— EXERCISE DATA —

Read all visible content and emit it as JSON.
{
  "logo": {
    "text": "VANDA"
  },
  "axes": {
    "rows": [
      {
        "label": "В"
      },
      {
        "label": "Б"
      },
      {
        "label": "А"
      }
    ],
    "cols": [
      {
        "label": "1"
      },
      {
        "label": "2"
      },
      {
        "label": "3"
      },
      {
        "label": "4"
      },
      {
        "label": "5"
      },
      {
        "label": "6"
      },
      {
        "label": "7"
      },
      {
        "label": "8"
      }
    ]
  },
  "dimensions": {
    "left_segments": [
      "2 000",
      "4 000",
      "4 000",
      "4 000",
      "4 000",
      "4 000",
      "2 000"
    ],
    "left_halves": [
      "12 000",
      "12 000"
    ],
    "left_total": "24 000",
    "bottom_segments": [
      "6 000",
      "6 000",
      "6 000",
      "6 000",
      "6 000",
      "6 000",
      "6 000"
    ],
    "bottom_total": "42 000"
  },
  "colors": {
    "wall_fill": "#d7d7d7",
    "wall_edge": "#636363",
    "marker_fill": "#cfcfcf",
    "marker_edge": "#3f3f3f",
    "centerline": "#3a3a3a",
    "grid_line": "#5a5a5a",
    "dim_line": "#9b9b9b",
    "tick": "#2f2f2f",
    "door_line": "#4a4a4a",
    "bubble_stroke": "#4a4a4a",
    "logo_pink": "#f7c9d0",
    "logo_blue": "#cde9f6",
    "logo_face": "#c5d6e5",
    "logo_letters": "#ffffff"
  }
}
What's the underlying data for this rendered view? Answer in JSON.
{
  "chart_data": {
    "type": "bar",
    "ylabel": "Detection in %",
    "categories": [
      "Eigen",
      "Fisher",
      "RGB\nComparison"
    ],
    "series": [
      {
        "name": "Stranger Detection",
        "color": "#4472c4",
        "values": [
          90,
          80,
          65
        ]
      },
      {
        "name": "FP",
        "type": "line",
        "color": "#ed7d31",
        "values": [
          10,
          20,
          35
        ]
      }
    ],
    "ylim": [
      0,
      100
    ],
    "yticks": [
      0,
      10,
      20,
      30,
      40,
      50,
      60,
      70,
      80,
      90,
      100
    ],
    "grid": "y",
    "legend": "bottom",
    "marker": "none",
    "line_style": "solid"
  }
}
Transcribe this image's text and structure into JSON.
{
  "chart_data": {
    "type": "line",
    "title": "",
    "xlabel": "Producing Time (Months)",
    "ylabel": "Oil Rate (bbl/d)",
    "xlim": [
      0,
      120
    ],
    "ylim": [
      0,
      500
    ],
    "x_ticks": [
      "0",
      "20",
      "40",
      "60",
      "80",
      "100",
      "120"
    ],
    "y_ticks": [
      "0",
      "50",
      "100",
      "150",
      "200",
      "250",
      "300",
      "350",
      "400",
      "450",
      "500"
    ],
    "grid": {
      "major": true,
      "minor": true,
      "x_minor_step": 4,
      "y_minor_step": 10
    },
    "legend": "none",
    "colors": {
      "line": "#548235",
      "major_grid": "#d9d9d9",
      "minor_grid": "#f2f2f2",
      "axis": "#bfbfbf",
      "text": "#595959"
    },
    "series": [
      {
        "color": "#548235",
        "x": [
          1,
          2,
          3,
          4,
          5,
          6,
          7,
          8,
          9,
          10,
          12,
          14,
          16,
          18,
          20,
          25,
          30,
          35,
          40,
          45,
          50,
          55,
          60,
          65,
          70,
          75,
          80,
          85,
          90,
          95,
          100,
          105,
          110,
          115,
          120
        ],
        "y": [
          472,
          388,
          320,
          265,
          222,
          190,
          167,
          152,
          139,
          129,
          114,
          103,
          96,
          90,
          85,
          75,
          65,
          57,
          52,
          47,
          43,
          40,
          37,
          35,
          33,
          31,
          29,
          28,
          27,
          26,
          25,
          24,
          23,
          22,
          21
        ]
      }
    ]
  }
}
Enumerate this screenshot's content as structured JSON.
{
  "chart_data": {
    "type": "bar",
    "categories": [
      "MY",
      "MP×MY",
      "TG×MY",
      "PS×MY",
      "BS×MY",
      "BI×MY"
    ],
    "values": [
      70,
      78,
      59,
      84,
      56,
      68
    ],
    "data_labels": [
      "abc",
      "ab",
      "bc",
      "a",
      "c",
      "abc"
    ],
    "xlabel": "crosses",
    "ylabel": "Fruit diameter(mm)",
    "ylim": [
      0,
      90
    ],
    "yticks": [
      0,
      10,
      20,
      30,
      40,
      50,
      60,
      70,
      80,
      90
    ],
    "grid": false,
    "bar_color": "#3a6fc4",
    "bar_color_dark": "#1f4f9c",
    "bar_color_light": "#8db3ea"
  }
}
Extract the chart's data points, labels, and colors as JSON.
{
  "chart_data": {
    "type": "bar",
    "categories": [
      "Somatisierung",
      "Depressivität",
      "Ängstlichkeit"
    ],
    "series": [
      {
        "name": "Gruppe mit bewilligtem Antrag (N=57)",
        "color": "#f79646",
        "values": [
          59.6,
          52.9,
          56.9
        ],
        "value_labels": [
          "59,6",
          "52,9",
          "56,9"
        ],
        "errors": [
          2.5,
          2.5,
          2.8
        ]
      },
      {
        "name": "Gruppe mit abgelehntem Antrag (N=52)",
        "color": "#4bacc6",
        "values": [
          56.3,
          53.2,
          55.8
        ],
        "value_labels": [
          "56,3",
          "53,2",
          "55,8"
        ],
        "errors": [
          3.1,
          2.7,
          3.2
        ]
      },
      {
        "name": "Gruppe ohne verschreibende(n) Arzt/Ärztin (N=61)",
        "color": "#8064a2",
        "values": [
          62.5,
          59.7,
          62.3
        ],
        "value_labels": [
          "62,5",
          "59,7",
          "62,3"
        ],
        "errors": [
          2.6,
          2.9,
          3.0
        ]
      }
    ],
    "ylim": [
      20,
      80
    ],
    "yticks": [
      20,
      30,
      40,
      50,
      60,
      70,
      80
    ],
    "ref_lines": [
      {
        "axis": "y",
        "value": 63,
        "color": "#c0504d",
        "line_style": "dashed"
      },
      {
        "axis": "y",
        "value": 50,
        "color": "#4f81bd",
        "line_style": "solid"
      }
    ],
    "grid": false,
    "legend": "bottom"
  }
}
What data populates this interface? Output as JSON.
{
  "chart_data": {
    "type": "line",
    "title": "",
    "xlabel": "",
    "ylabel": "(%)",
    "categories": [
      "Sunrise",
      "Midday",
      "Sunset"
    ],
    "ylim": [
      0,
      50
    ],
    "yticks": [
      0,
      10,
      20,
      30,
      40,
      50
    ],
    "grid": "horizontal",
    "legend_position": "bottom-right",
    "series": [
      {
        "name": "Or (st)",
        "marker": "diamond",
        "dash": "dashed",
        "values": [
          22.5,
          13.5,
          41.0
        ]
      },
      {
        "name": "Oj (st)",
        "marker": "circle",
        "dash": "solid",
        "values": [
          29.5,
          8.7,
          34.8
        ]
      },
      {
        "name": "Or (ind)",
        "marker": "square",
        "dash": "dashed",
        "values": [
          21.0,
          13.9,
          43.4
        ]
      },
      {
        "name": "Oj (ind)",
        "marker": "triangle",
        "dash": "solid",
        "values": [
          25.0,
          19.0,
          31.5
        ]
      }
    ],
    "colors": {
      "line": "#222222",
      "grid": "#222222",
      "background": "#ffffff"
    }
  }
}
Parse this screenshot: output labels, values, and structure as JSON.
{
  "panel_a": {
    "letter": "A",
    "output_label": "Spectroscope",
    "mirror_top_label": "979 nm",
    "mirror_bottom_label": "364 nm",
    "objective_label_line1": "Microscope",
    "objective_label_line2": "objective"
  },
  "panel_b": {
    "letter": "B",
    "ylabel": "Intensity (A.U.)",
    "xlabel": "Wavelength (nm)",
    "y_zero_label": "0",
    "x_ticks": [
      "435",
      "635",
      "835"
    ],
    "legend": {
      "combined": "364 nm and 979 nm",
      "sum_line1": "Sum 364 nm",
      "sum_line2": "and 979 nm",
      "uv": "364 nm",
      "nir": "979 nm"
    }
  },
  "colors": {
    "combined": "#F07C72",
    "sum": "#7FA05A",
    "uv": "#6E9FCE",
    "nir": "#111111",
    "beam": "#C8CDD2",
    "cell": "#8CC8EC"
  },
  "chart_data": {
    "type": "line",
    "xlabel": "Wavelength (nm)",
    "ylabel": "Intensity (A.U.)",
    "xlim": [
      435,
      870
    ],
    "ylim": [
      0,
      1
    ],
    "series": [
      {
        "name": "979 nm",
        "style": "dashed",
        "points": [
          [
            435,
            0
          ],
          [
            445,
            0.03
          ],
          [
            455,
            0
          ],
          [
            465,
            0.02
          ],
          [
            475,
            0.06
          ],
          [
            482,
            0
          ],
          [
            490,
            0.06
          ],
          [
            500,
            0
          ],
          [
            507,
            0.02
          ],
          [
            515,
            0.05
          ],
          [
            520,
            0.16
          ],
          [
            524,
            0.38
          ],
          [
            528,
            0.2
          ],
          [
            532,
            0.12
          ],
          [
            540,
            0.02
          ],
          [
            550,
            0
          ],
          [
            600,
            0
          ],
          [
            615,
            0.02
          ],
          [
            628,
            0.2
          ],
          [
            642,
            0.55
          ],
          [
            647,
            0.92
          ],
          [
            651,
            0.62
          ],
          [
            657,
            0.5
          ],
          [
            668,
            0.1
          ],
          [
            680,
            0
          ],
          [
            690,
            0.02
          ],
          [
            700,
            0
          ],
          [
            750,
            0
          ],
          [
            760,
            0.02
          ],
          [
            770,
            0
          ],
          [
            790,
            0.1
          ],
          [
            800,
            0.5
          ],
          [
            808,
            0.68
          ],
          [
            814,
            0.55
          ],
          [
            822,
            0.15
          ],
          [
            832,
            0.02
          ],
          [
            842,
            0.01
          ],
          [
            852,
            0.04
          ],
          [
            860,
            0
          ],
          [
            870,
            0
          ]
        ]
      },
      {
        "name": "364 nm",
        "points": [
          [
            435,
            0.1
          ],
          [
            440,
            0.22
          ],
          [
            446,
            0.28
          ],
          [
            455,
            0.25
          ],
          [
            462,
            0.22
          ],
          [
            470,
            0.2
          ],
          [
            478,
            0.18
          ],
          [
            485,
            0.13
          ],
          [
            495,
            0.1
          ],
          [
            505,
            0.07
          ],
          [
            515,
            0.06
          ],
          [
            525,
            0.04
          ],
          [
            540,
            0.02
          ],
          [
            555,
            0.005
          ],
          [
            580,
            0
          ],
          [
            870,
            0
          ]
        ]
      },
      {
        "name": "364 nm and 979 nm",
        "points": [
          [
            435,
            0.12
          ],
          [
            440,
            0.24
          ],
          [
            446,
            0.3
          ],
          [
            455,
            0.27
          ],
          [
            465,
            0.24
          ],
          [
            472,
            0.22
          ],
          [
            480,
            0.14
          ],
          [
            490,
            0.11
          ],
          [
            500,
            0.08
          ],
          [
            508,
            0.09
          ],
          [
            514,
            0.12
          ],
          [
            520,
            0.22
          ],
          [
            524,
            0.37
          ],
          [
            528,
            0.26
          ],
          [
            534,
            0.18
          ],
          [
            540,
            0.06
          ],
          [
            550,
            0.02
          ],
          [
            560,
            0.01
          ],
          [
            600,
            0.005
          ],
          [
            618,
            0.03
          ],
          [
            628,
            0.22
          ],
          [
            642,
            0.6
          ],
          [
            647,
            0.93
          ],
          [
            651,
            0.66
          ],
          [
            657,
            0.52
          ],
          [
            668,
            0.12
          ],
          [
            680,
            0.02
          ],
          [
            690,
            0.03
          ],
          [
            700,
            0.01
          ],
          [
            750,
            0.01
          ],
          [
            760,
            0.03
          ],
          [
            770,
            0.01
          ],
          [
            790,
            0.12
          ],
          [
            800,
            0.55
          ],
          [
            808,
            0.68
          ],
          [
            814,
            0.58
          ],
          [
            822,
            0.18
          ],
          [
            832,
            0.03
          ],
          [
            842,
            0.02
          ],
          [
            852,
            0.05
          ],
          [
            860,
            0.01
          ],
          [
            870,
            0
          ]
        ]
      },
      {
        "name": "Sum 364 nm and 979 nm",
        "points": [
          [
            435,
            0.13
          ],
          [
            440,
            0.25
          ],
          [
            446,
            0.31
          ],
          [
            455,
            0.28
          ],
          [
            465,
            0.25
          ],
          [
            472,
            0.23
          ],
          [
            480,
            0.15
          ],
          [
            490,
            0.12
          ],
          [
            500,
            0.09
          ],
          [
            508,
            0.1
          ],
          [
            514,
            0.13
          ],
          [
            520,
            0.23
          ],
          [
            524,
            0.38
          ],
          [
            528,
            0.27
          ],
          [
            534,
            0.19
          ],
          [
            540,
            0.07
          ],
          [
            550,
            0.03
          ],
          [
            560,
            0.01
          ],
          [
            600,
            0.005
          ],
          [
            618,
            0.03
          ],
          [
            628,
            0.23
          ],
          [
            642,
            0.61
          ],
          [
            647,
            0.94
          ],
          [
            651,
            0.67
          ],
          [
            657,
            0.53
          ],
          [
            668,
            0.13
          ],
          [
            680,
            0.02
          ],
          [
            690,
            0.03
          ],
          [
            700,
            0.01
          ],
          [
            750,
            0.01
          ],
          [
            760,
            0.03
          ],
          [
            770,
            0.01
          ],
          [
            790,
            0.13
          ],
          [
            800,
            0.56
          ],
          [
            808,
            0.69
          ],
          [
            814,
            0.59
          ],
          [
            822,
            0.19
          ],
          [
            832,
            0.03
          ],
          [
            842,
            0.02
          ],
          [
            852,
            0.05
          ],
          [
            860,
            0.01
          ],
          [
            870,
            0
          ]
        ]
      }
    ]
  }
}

— WHAT YOU HAVE TO DO —
Return each line of the listing that holds the string "this".

— WRITTEN RESPONSE —
What's the underlying data for this rendered view? Answer in JSON.
Transcribe this image's text and structure into JSON.
Enumerate this screenshot's content as structured JSON.
What data populates this interface? Output as JSON.
Parse this screenshot: output labels, values, and structure as JSON.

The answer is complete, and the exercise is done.